## Exercise instructions
In the listing below, identify each line with the word "diritti" and return those lines.

(Saved entries)
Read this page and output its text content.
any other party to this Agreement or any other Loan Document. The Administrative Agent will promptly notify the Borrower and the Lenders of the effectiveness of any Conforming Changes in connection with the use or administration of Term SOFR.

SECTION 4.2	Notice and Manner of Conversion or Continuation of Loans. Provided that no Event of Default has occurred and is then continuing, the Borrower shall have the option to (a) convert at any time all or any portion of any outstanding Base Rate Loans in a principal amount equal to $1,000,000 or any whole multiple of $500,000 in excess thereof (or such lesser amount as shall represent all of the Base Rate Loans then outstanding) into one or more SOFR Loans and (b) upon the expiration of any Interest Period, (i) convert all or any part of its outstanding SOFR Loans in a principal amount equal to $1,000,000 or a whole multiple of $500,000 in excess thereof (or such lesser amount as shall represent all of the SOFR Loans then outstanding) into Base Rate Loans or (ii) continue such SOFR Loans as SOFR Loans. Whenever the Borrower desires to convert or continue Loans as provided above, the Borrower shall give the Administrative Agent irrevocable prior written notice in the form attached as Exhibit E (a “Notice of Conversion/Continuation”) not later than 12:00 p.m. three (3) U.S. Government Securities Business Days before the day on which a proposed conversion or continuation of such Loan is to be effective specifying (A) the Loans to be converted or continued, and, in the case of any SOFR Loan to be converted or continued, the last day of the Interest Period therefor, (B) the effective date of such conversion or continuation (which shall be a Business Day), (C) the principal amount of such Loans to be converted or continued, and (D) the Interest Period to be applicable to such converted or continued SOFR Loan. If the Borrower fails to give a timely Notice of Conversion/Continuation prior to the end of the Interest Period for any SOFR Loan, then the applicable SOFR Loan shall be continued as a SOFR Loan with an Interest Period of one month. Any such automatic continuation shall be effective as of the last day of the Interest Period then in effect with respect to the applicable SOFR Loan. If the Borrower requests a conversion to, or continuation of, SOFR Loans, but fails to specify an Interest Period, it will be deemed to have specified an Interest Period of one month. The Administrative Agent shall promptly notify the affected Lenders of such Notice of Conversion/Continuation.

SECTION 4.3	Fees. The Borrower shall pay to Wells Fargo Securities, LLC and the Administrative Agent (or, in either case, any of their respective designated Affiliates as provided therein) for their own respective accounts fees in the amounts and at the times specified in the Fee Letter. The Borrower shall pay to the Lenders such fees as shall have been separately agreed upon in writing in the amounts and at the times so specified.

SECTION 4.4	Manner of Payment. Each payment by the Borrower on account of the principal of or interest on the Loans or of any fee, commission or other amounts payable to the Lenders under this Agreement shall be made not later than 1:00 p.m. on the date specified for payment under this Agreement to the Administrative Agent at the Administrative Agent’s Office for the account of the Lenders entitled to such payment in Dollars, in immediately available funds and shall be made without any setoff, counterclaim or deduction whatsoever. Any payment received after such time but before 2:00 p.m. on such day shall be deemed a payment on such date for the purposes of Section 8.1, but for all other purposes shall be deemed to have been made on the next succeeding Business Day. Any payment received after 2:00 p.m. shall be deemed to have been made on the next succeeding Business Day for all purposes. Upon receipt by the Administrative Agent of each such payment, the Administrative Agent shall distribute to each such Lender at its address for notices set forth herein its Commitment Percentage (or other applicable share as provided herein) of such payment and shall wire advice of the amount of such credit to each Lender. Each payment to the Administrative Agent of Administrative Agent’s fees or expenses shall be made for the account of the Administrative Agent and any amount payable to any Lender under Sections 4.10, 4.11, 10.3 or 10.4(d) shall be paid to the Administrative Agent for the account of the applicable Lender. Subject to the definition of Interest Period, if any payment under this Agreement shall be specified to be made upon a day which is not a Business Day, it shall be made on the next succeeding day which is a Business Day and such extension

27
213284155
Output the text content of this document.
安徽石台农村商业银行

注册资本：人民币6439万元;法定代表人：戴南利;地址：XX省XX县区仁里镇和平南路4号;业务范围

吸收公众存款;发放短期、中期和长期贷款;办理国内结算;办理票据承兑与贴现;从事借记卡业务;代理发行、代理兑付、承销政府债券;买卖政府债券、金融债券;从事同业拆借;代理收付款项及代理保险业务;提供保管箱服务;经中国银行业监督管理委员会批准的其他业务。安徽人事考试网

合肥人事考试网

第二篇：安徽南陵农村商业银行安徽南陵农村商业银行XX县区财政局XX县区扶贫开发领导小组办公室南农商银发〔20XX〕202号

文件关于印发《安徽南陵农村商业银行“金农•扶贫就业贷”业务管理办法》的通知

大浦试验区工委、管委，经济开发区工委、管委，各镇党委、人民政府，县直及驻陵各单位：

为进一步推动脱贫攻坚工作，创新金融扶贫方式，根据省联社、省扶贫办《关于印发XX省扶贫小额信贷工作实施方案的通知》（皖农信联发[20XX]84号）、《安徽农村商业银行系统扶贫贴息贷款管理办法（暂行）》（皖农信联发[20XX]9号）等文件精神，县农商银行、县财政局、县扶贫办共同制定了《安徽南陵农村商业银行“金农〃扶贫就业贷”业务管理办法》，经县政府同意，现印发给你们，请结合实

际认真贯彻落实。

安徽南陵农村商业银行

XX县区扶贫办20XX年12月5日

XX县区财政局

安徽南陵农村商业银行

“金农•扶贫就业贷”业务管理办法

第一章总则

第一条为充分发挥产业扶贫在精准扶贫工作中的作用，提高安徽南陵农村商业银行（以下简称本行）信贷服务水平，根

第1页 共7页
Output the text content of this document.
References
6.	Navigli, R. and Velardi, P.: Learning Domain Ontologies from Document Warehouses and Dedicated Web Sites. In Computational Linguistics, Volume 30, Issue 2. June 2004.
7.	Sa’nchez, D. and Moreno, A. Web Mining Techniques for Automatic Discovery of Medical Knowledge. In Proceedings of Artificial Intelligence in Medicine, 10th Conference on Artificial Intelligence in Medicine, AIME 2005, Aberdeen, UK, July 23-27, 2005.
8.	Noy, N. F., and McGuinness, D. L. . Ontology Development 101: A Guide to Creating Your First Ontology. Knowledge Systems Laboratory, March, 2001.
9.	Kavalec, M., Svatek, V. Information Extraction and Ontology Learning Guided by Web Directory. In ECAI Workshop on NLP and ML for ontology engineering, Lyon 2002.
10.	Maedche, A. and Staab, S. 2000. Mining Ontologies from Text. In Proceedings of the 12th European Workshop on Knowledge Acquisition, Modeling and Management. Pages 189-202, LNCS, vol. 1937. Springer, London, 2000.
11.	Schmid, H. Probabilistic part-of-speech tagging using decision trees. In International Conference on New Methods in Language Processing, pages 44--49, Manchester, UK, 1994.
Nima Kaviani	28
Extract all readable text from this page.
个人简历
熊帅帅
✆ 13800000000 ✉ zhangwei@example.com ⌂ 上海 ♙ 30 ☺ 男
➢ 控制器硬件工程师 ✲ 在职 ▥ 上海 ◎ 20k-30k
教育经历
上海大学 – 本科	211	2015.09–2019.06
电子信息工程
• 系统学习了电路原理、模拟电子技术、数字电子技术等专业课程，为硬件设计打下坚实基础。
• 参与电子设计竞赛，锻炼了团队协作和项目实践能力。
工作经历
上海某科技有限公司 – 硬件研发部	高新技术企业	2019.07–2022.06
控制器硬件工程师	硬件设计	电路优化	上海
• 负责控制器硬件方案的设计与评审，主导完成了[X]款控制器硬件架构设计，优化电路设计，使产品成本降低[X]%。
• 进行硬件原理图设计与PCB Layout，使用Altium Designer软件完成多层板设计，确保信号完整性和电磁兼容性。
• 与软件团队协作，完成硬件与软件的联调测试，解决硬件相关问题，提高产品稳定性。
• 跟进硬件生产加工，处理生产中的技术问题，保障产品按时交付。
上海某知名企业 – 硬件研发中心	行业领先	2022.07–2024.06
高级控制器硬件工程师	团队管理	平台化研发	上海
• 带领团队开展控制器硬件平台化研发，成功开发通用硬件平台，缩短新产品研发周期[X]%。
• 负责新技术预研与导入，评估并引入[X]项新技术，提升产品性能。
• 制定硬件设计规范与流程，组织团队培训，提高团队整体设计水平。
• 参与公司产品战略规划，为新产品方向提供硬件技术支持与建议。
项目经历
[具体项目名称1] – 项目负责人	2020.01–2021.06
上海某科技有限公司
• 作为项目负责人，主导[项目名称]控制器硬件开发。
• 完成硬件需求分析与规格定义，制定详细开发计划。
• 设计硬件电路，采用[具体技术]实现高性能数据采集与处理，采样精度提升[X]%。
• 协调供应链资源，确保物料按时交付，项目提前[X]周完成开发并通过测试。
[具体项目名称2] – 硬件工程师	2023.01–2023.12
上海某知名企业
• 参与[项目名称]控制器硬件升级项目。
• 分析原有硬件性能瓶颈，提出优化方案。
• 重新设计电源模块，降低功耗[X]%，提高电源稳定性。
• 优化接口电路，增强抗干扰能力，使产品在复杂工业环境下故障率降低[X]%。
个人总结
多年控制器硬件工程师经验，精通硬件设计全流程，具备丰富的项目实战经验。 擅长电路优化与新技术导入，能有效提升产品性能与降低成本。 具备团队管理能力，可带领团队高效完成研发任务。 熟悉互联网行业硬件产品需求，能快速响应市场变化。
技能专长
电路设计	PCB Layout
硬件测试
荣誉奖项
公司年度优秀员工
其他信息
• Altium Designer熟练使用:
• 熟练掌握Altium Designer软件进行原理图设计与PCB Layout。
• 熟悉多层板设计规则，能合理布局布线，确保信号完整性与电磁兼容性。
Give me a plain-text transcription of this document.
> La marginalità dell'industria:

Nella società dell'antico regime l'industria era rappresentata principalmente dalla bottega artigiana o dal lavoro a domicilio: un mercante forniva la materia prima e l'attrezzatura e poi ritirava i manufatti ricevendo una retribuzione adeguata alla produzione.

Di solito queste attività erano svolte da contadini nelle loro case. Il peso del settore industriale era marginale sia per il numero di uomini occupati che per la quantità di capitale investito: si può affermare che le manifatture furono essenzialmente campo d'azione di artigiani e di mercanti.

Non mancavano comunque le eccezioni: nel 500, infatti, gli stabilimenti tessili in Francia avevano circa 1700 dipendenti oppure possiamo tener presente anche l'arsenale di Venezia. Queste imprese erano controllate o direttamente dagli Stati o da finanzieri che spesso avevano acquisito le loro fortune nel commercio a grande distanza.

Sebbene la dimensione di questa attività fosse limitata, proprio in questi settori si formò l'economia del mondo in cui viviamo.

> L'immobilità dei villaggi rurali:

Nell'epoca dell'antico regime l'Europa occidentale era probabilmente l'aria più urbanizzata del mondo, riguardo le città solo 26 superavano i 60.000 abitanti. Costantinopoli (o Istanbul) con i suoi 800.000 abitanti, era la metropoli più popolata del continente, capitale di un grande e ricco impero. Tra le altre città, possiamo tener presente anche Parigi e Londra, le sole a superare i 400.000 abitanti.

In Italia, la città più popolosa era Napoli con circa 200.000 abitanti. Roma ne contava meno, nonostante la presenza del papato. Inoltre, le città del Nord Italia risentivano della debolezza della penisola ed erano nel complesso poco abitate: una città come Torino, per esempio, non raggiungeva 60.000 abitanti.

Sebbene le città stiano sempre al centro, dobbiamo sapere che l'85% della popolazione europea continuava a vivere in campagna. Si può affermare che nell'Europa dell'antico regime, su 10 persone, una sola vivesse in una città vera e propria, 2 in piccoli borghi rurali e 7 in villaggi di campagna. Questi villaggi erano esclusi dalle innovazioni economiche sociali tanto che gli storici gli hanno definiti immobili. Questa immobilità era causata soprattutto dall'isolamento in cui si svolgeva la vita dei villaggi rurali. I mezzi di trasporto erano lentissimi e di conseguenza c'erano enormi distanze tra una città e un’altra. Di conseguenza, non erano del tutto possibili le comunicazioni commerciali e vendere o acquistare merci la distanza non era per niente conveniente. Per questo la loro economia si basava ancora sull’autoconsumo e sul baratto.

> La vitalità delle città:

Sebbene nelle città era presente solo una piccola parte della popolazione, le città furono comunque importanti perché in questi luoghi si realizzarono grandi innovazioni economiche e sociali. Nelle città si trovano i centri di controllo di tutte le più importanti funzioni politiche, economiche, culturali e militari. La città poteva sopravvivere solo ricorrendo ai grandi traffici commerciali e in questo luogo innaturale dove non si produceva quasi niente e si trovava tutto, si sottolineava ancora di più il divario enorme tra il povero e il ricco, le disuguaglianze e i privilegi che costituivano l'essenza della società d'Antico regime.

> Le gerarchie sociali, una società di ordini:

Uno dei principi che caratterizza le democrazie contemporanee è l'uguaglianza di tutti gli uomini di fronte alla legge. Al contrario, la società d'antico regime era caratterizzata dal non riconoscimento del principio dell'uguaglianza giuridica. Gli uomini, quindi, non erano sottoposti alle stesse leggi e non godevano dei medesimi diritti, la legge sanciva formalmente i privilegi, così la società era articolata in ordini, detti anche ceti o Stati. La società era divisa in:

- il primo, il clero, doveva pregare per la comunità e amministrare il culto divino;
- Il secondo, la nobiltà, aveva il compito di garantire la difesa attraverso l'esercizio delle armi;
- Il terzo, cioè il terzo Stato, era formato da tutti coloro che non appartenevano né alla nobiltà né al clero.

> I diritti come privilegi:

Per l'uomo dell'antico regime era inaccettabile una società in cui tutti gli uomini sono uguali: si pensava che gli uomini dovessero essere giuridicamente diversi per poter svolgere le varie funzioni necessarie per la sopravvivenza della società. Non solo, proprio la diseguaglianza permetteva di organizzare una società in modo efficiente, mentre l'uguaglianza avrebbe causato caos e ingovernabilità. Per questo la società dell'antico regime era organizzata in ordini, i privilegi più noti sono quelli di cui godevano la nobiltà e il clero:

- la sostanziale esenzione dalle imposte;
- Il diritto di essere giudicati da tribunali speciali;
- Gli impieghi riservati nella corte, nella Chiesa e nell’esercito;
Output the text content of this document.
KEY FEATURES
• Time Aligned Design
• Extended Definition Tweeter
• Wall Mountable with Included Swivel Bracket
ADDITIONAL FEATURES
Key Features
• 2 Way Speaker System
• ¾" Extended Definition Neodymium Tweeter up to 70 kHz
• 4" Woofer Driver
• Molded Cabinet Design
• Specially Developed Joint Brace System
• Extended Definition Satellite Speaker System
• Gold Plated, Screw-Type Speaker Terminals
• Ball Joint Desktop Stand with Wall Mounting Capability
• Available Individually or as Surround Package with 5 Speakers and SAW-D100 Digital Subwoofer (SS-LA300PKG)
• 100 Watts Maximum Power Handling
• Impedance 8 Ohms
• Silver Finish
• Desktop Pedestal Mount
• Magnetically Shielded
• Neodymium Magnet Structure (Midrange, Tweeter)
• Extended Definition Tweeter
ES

## Answer in full
Uno dei principi che caratterizza le democrazie contemporanee è l'uguaglianza di tutti gli uomini di fronte alla legge. Al contrario, la società d'antico regime era caratterizzata dal non riconoscimento del principio dell'uguaglianza giuridica. Gli uomini, quindi, non erano sottoposti alle stesse leggi e non godevano dei medesimi diritti, la legge sanciva formalmente i privilegi, così la società era articolata in ordini, detti anche ceti o Stati. La società era divisa in:
> I diritti come privilegi:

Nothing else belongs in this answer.